### Источник
----------
Для философии культуры 20-х годов важной задачей, решить ко­торую не могли философы предшествующего десятилетия, стал по­иск онтологической основы, раскрывающей диалектику единичного, конкретного и всеобщего. В атмосфере исторического нигилизма и тотального разрушения, с одной стороны, и утопического оптимизма нового формотворчества — с другой, потребность в концепции куль­туры, выявляющей ее суть через диалектику устойчивого и изменчи­вого, реальной конкретности ее явлений и духовной всеобщности сущ­ности, становилась все острей как теоретически, так и мировоззрен­чески. «Когда нет ощущения мировой реальности, тогда распадается и единство вселенского сознания, а затем и единство самосознающей личности», — писал П. А. Флоренский97, для которого существовала прямая связь между понятием «Целого» культуры и ее предельной единичной конкретности, запечатленной в «Имени» культуры. Целое культуры, как наша собственная жизнь, когда каждый чувствует себя духовно и творчески живущим, существующим и действующим в ней как орган этого Целого, воссоздается через органы нашего общения с реальностью, посредством которых мы соприкасаемся с тем, что было «обрезано до тех пор от нашего сознания», т. е. через символы, имена98. «Имена», которым присуща высочайшая цельность, являются «фоку­сами» мысли и социальной энергии, а потому высочайшей ценно­стью. Человечество верит им, доказывая свою веру самим сохранени­ем имен. Их невозможно придумать, как нельзя изобрести новые ре­лигии — «существующие имена суть некоторый наиболее устойчивый факт культуры и важнейший из ее устоев»99. Благодаря имени возмо­жен процесс познания: связь познающего с познаваемым, с позна­ваемою субстанцией «совершается посредством имени»100. Каждое пе­реименование «переворачивает» недра культуры и начинает новую линию исторической типологии, но в то же время прежнее имя оста­ется в строении, духовном складе личности. Таким образом, в имени выступает опыт всечеловеческий; и «нами», в нас, посредством нас говорит сама история101.
----------
### Условие задачи
Что, согласно источнику о философии культуры 20-х годов, Флоренский называл наиболее устойчивым фактом культуры и важнейшим из ее устоев?

### Строки данных
----------
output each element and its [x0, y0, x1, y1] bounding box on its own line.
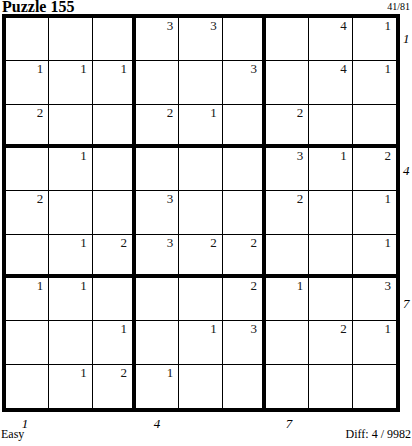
----------
### Выполненное задание
Существующие имена.